Reproduce the rows below with every instance of "wire" replaced by "edge", leaving all other text unchanged and omitting the pictures.
==========
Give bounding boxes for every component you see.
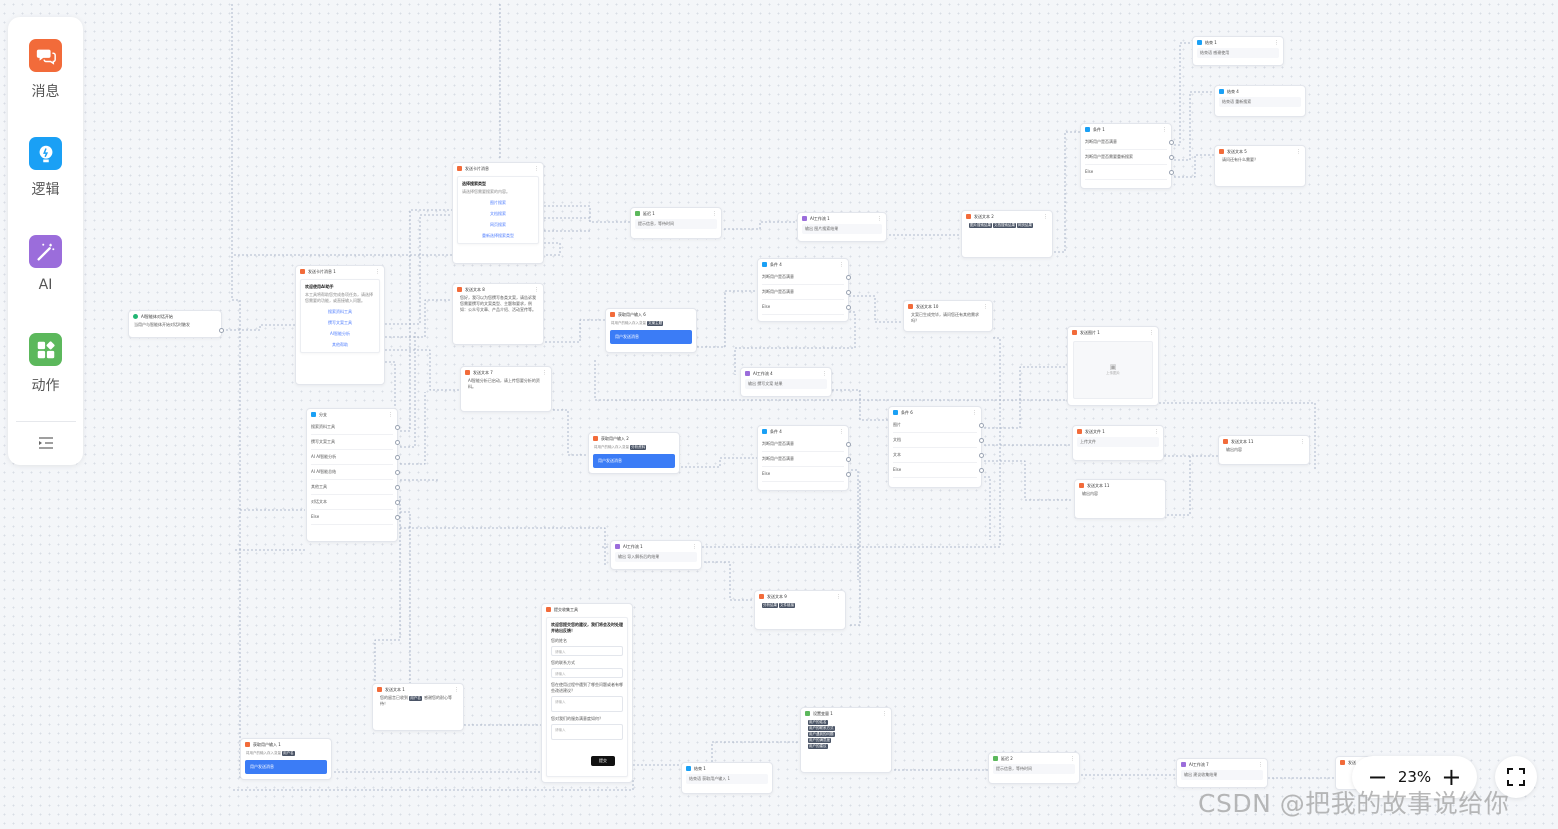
palette-label: 消息 (31, 84, 60, 100)
image-icon: ▣ (1109, 363, 1117, 371)
message-icon (300, 269, 305, 274)
check-circle-icon (133, 314, 138, 319)
wire (396, 209, 456, 432)
condition-node-5[interactable]: 条件 4 ⋮ 判断用户是否满意 判断用户是否满意 Else (757, 425, 851, 491)
wire (545, 409, 590, 456)
user-input-node-2[interactable]: 获取用户输入 2 将用户的输入存入变量 分析资料 用户发送消息 (588, 432, 680, 474)
condition-node[interactable]: 分支 ⋮ 搜索资料工具 撰写文案工具 AI AI智能分析 AI AI智能总结 其他… (306, 408, 400, 542)
send-text-node-5[interactable]: 发送文本 5 ⋮ 请问还有什么需要？ (1214, 145, 1306, 187)
feedback-input[interactable]: 请输入 (551, 696, 623, 712)
watermark: CSDN @把我的故事说给你 (1198, 789, 1510, 818)
wire (700, 561, 755, 601)
card-message-node[interactable]: 发送卡片消息 1 ⋮ 欢迎使用AI助手 本工具将帮助您完成各项任务，请选择您需要的… (295, 265, 385, 385)
wire (980, 476, 991, 540)
send-text-node-2[interactable]: 发送文本 2 ⋮ 图片搜索结果 文档搜索结果 网页结果 (961, 210, 1053, 258)
wire (385, 299, 456, 338)
wire (677, 457, 758, 468)
action-icon (29, 333, 62, 366)
palette-item-action[interactable]: 动作 (29, 333, 62, 431)
node-palette: 消息 逻辑 AI 动作 (8, 17, 83, 465)
ai-task-node-4[interactable]: AI工作流 4 ⋮ 输出 撰写文案 结果 (740, 367, 832, 397)
palette-label: 逻辑 (31, 182, 60, 198)
user-input-button[interactable]: 用户发送消息 (610, 330, 692, 344)
contact-input[interactable]: 请输入 (551, 668, 623, 678)
palette-label: 动作 (31, 378, 60, 394)
output-port[interactable] (219, 328, 224, 333)
submit-button[interactable]: 提交 (591, 756, 615, 766)
card-message-node-2[interactable]: 发送卡片消息 ⋮ 选择搜索类型 请选择您需要搜索的内容。 图片搜索 文档搜索 网页… (452, 162, 544, 264)
wire (850, 480, 861, 626)
palette-label: AI (38, 277, 53, 293)
send-text-node-10[interactable]: 发送文本 10 ⋮ 文案已生成完毕，请问您还有其他需求吗？ (903, 300, 993, 332)
send-text-node-9[interactable]: 发送文本 9 ⋮ 分析结果 文件链接 (754, 590, 846, 630)
wire (1050, 131, 1080, 253)
wire (231, 4, 241, 780)
send-text-node-1[interactable]: 发送文本 1 ⋮ 您的留言已收到 用户名 感谢您的耐心等待！ (372, 683, 464, 731)
palette-divider (15, 421, 76, 422)
connection-lines (218, 4, 1340, 791)
magic-wand-icon (29, 235, 62, 268)
more-icon[interactable]: ⋮ (375, 269, 380, 275)
condition-node-3[interactable]: 条件 1 ⋮ 判断用户是否满意 判断用户是否需要重新搜索 Else (1080, 123, 1174, 189)
name-input[interactable]: 请输入 (551, 646, 623, 656)
wire (545, 319, 605, 343)
message-icon (29, 39, 62, 72)
send-file-node[interactable]: 发送文件 1 ⋮ 上传文件 (1072, 425, 1164, 461)
user-input-node-1[interactable]: 获取用户输入 1 将用户的输入存入变量 用户名 用户发送消息 (240, 738, 332, 780)
wire (980, 366, 1065, 429)
logic-icon (311, 412, 316, 417)
wire (1163, 456, 1191, 516)
collapse-menu-icon[interactable] (38, 436, 54, 450)
wire (396, 511, 411, 700)
wire (218, 324, 298, 331)
trigger-title: AI智能体对话开始 (141, 313, 173, 319)
user-input-node[interactable]: 获取用户输入 6 将用户的输入存入变量 文案主题 用户发送消息 (605, 308, 697, 353)
palette-item-message[interactable]: 消息 (29, 39, 62, 137)
wire (396, 392, 426, 465)
send-text-node-12[interactable]: 发送文本 11 ⋮ 输出内容 (1218, 435, 1310, 465)
send-image-node[interactable]: 发送图片 1 ⋮ ▣ 上传图片 (1067, 326, 1159, 406)
delay-node-2[interactable]: 延迟 2 ⋮ 提示信息，等待时间 (988, 752, 1080, 784)
ai-task-node-5[interactable]: AI工作流 1 ⋮ 输出 导入解析后的结果 (610, 540, 702, 570)
wire (396, 527, 606, 565)
send-text-node-7[interactable]: 发送文本 7 ⋮ AI智能分析已启动，请上传您要分析的资料。 (460, 366, 552, 412)
palette-item-logic[interactable]: 逻辑 (29, 137, 62, 235)
fullscreen-icon (1507, 768, 1525, 786)
wire (697, 290, 758, 348)
rating-input[interactable]: 请输入 (551, 724, 623, 740)
wire (540, 205, 632, 223)
wire (980, 460, 1072, 501)
wire (720, 221, 800, 230)
trigger-node[interactable]: AI智能体对话开始 当用户与智能体开始对话时触发 (128, 310, 224, 338)
logic-icon (29, 137, 62, 170)
wire (385, 349, 462, 391)
ai-task-node[interactable]: AI工作流 1 ⋮ 输出 图片搜索结果 (797, 212, 887, 242)
end-node-4[interactable]: 结束 4 结束语 重新搜索 (1214, 85, 1306, 117)
wire (828, 389, 890, 421)
send-text-node[interactable]: 发送文本 8 ⋮ 您好，我可以为您撰写各类文案，请告诉我您需要撰写的文案类型、主题… (452, 283, 544, 345)
wire (1170, 91, 1215, 161)
wire (845, 295, 905, 323)
flow-canvas[interactable]: AI智能体对话开始 当用户与智能体开始对话时触发 发送卡片消息 1 ⋮ 欢迎使用A… (0, 0, 1558, 829)
condition-node-4[interactable]: 条件 4 ⋮ 判断用户是否满意 判断用户是否满意 Else (757, 258, 851, 322)
end-node-2[interactable]: 结束 1 结束语 获取用户输入 1 (681, 762, 773, 794)
wire (385, 214, 456, 325)
condition-node-6[interactable]: 条件 6 ⋮ 图片 文档 文本 Else (888, 406, 984, 488)
palette-item-ai[interactable]: AI (29, 235, 62, 333)
form-node[interactable]: 提交收集工具 欢迎您提交您的建议，我们将会及时处理并给出反馈！ 您的姓名 请输入 … (541, 603, 633, 783)
wire (1170, 154, 1215, 178)
send-text-node-11[interactable]: 发送文本 11 输出内容 (1074, 479, 1166, 519)
set-variable-node[interactable]: 设置变量 1 ⋮ 用户的姓名 用户的联系方式 用户遇到的问题 用户的满意度 用户的建议 (800, 707, 892, 773)
end-node-1[interactable]: 结束 1 ⋮ 结束语 感谢使用 (1192, 36, 1284, 66)
delay-node[interactable]: 延迟 1 ⋮ 提示信息，等待时间 (630, 207, 722, 239)
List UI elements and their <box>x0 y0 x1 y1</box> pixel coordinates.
==========
* _Solution_:
Give bounding boxes for every component you see.
palette-label: 消息 (31, 84, 60, 100)
image-icon: ▣ (1109, 363, 1117, 371)
message-icon (300, 269, 305, 274)
check-circle-icon (133, 314, 138, 319)
edge (396, 209, 456, 432)
condition-node-5[interactable]: 条件 4 ⋮ 判断用户是否满意 判断用户是否满意 Else (757, 425, 851, 491)
edge (545, 409, 590, 456)
user-input-node-2[interactable]: 获取用户输入 2 将用户的输入存入变量 分析资料 用户发送消息 (588, 432, 680, 474)
condition-node[interactable]: 分支 ⋮ 搜索资料工具 撰写文案工具 AI AI智能分析 AI AI智能总结 其他… (306, 408, 400, 542)
send-text-node-5[interactable]: 发送文本 5 ⋮ 请问还有什么需要？ (1214, 145, 1306, 187)
feedback-input[interactable]: 请输入 (551, 696, 623, 712)
watermark: CSDN @把我的故事说给你 (1198, 789, 1510, 818)
edge (700, 561, 755, 601)
card-message-node[interactable]: 发送卡片消息 1 ⋮ 欢迎使用AI助手 本工具将帮助您完成各项任务，请选择您需要的… (295, 265, 385, 385)
edge (980, 476, 991, 540)
send-text-node-2[interactable]: 发送文本 2 ⋮ 图片搜索结果 文档搜索结果 网页结果 (961, 210, 1053, 258)
edge (385, 299, 456, 338)
edge (677, 457, 758, 468)
action-icon (29, 333, 62, 366)
palette-item-action[interactable]: 动作 (29, 333, 62, 431)
node-palette: 消息 逻辑 AI 动作 (8, 17, 83, 465)
ai-task-node-4[interactable]: AI工作流 4 ⋮ 输出 撰写文案 结果 (740, 367, 832, 397)
palette-label: 逻辑 (31, 182, 60, 198)
user-input-button[interactable]: 用户发送消息 (610, 330, 692, 344)
contact-input[interactable]: 请输入 (551, 668, 623, 678)
palette-label: 动作 (31, 378, 60, 394)
output-port[interactable] (219, 328, 224, 333)
submit-button[interactable]: 提交 (591, 756, 615, 766)
card-message-node-2[interactable]: 发送卡片消息 ⋮ 选择搜索类型 请选择您需要搜索的内容。 图片搜索 文档搜索 网页… (452, 162, 544, 264)
edge (850, 480, 861, 626)
palette-label: AI (38, 277, 53, 293)
send-text-node-10[interactable]: 发送文本 10 ⋮ 文案已生成完毕，请问您还有其他需求吗？ (903, 300, 993, 332)
send-text-node-9[interactable]: 发送文本 9 ⋮ 分析结果 文件链接 (754, 590, 846, 630)
edge (1050, 131, 1080, 253)
edge (231, 4, 241, 780)
send-text-node-1[interactable]: 发送文本 1 ⋮ 您的留言已收到 用户名 感谢您的耐心等待！ (372, 683, 464, 731)
palette-divider (15, 421, 76, 422)
connection-lines (218, 4, 1340, 791)
magic-wand-icon (29, 235, 62, 268)
more-icon[interactable]: ⋮ (375, 269, 380, 275)
condition-node-3[interactable]: 条件 1 ⋮ 判断用户是否满意 判断用户是否需要重新搜索 Else (1080, 123, 1174, 189)
name-input[interactable]: 请输入 (551, 646, 623, 656)
edge (545, 319, 605, 343)
message-icon (29, 39, 62, 72)
send-file-node[interactable]: 发送文件 1 ⋮ 上传文件 (1072, 425, 1164, 461)
user-input-node-1[interactable]: 获取用户输入 1 将用户的输入存入变量 用户名 用户发送消息 (240, 738, 332, 780)
edge (980, 366, 1065, 429)
logic-icon (311, 412, 316, 417)
edge (1163, 456, 1191, 516)
collapse-menu-icon[interactable] (38, 436, 54, 450)
edge (396, 511, 411, 700)
edge (218, 324, 298, 331)
trigger-title: AI智能体对话开始 (141, 313, 173, 319)
user-input-node[interactable]: 获取用户输入 6 将用户的输入存入变量 文案主题 用户发送消息 (605, 308, 697, 353)
palette-item-message[interactable]: 消息 (29, 39, 62, 137)
edge (396, 392, 426, 465)
send-text-node-12[interactable]: 发送文本 11 ⋮ 输出内容 (1218, 435, 1310, 465)
send-image-node[interactable]: 发送图片 1 ⋮ ▣ 上传图片 (1067, 326, 1159, 406)
delay-node-2[interactable]: 延迟 2 ⋮ 提示信息，等待时间 (988, 752, 1080, 784)
ai-task-node-5[interactable]: AI工作流 1 ⋮ 输出 导入解析后的结果 (610, 540, 702, 570)
edge (396, 527, 606, 565)
send-text-node-7[interactable]: 发送文本 7 ⋮ AI智能分析已启动，请上传您要分析的资料。 (460, 366, 552, 412)
palette-item-logic[interactable]: 逻辑 (29, 137, 62, 235)
fullscreen-icon (1507, 768, 1525, 786)
edge (697, 290, 758, 348)
rating-input[interactable]: 请输入 (551, 724, 623, 740)
edge (540, 205, 632, 223)
edge (980, 460, 1072, 501)
edge (720, 221, 800, 230)
trigger-node[interactable]: AI智能体对话开始 当用户与智能体开始对话时触发 (128, 310, 224, 338)
logic-icon (29, 137, 62, 170)
edge (385, 349, 462, 391)
ai-task-node[interactable]: AI工作流 1 ⋮ 输出 图片搜索结果 (797, 212, 887, 242)
end-node-4[interactable]: 结束 4 结束语 重新搜索 (1214, 85, 1306, 117)
edge (828, 389, 890, 421)
send-text-node[interactable]: 发送文本 8 ⋮ 您好，我可以为您撰写各类文案，请告诉我您需要撰写的文案类型、主题… (452, 283, 544, 345)
edge (1170, 91, 1215, 161)
edge (845, 295, 905, 323)
flow-canvas[interactable]: AI智能体对话开始 当用户与智能体开始对话时触发 发送卡片消息 1 ⋮ 欢迎使用A… (0, 0, 1558, 829)
condition-node-4[interactable]: 条件 4 ⋮ 判断用户是否满意 判断用户是否满意 Else (757, 258, 851, 322)
end-node-2[interactable]: 结束 1 结束语 获取用户输入 1 (681, 762, 773, 794)
edge (385, 214, 456, 325)
condition-node-6[interactable]: 条件 6 ⋮ 图片 文档 文本 Else (888, 406, 984, 488)
palette-item-ai[interactable]: AI (29, 235, 62, 333)
form-node[interactable]: 提交收集工具 欢迎您提交您的建议，我们将会及时处理并给出反馈！ 您的姓名 请输入 … (541, 603, 633, 783)
edge (1170, 154, 1215, 178)
send-text-node-11[interactable]: 发送文本 11 输出内容 (1074, 479, 1166, 519)
set-variable-node[interactable]: 设置变量 1 ⋮ 用户的姓名 用户的联系方式 用户遇到的问题 用户的满意度 用户的建议 (800, 707, 892, 773)
end-node-1[interactable]: 结束 1 ⋮ 结束语 感谢使用 (1192, 36, 1284, 66)
delay-node[interactable]: 延迟 1 ⋮ 提示信息，等待时间 (630, 207, 722, 239)
List UI elements and their <box>x0 y0 x1 y1</box> pixel coordinates.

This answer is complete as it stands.